Identify each line below containing the string "Model" and copy it.

(Stored dataset items)
____

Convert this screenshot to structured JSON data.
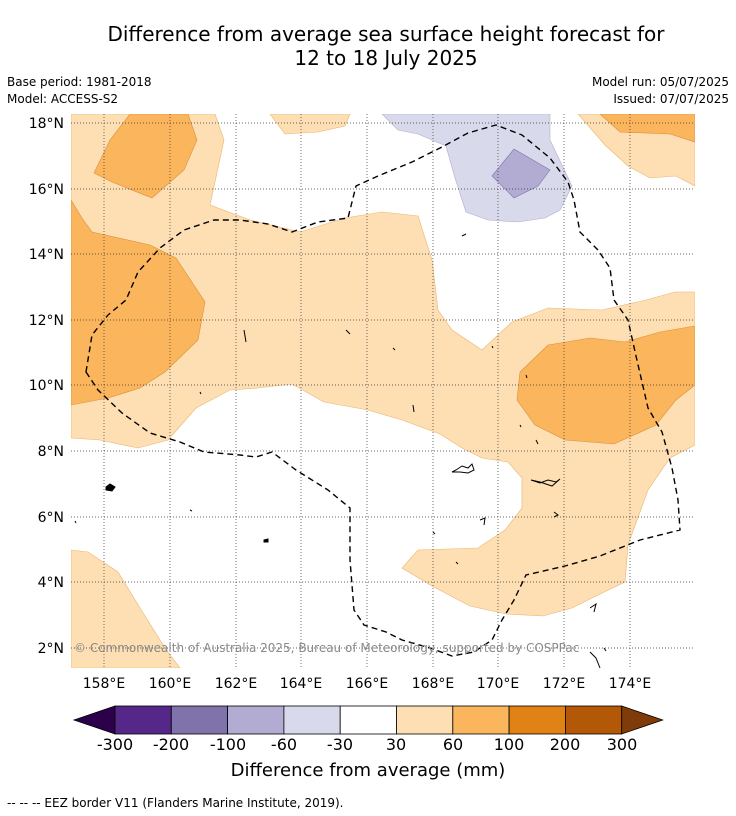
{
  "title_line1": "Difference from average sea surface height forecast for",
  "title_line2": "12 to 18 July 2025",
  "meta_left": {
    "base_period": "Base period: 1981-2018",
    "model": "Model: ACCESS-S2"
  },
  "meta_right": {
    "model_run": "Model run: 05/07/2025",
    "issued": "Issued: 07/07/2025"
  },
  "map": {
    "lat_ticks": [
      "18°N",
      "16°N",
      "14°N",
      "12°N",
      "10°N",
      "8°N",
      "6°N",
      "4°N",
      "2°N"
    ],
    "lon_ticks": [
      "158°E",
      "160°E",
      "162°E",
      "164°E",
      "166°E",
      "168°E",
      "170°E",
      "172°E",
      "174°E"
    ],
    "copyright": "© Commonwealth of Australia 2025, Bureau of Meteorology, supported by COSPPac"
  },
  "colorbar": {
    "label": "Difference from average (mm)",
    "ticks": [
      "-300",
      "-200",
      "-100",
      "-60",
      "-30",
      "30",
      "60",
      "100",
      "200",
      "300"
    ],
    "colors": {
      "lt300": "#2d004b",
      "b300_200": "#542788",
      "b200_100": "#8073ac",
      "b100_60": "#b2abd2",
      "b60_30": "#d8daeb",
      "b30_30": "#ffffff",
      "b30_60": "#fddfb3",
      "b60_100": "#fbb55c",
      "b100_200": "#e08214",
      "b200_300": "#b35806",
      "gt300": "#7f3b08"
    }
  },
  "footnote": "--  --  -- EEZ border V11 (Flanders Marine Institute, 2019)."
}
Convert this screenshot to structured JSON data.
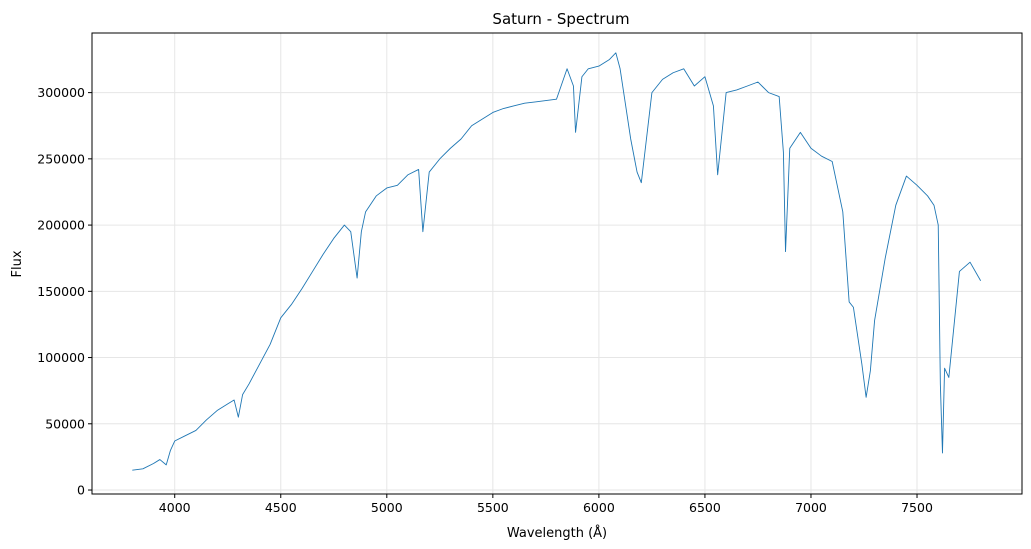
{
  "chart_data": {
    "type": "line",
    "title": "Saturn - Spectrum",
    "xlabel": "Wavelength (Å)",
    "ylabel": "Flux",
    "xlim": [
      3610,
      7995
    ],
    "ylim": [
      -3000,
      345000
    ],
    "grid": true,
    "xticks": [
      4000,
      4500,
      5000,
      5500,
      6000,
      6500,
      7000,
      7500
    ],
    "xtick_labels": [
      "4000",
      "4500",
      "5000",
      "5500",
      "6000",
      "6500",
      "7000",
      "7500"
    ],
    "yticks": [
      0,
      50000,
      100000,
      150000,
      200000,
      250000,
      300000
    ],
    "ytick_labels": [
      "0",
      "50000",
      "100000",
      "150000",
      "200000",
      "250000",
      "300000"
    ],
    "colors": {
      "line": "#1f77b4",
      "grid": "#e6e6e6",
      "axes": "#000000"
    },
    "series": [
      {
        "x": [
          3800,
          3850,
          3900,
          3930,
          3960,
          3980,
          4000,
          4050,
          4100,
          4150,
          4200,
          4250,
          4280,
          4300,
          4320,
          4350,
          4400,
          4450,
          4500,
          4550,
          4600,
          4650,
          4700,
          4750,
          4800,
          4830,
          4860,
          4880,
          4900,
          4950,
          5000,
          5050,
          5100,
          5150,
          5170,
          5200,
          5250,
          5300,
          5350,
          5400,
          5450,
          5500,
          5550,
          5600,
          5650,
          5700,
          5750,
          5800,
          5850,
          5880,
          5890,
          5920,
          5950,
          6000,
          6050,
          6080,
          6100,
          6150,
          6180,
          6200,
          6250,
          6300,
          6350,
          6400,
          6450,
          6500,
          6540,
          6560,
          6600,
          6650,
          6700,
          6750,
          6800,
          6850,
          6870,
          6880,
          6900,
          6950,
          7000,
          7050,
          7100,
          7150,
          7180,
          7200,
          7240,
          7260,
          7280,
          7300,
          7350,
          7400,
          7450,
          7500,
          7550,
          7580,
          7600,
          7610,
          7620,
          7630,
          7650,
          7700,
          7750,
          7800
        ],
        "y": [
          15000,
          16000,
          20000,
          23000,
          19000,
          30000,
          37000,
          41000,
          45000,
          53000,
          60000,
          65000,
          68000,
          55000,
          72000,
          80000,
          95000,
          110000,
          130000,
          140000,
          152000,
          165000,
          178000,
          190000,
          200000,
          195000,
          160000,
          195000,
          210000,
          222000,
          228000,
          230000,
          238000,
          242000,
          195000,
          240000,
          250000,
          258000,
          265000,
          275000,
          280000,
          285000,
          288000,
          290000,
          292000,
          293000,
          294000,
          295000,
          318000,
          305000,
          270000,
          312000,
          318000,
          320000,
          325000,
          330000,
          318000,
          265000,
          240000,
          232000,
          300000,
          310000,
          315000,
          318000,
          305000,
          312000,
          290000,
          238000,
          300000,
          302000,
          305000,
          308000,
          300000,
          297000,
          255000,
          180000,
          258000,
          270000,
          258000,
          252000,
          248000,
          210000,
          142000,
          138000,
          95000,
          70000,
          90000,
          128000,
          175000,
          215000,
          237000,
          230000,
          222000,
          215000,
          200000,
          80000,
          28000,
          92000,
          85000,
          165000,
          172000,
          158000
        ]
      }
    ]
  }
}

____

**ANSWER FOR THIS EXERCISE:**
    "model": "Model: ACCESS-S2"
    "model_run": "Model run: 05/07/2025",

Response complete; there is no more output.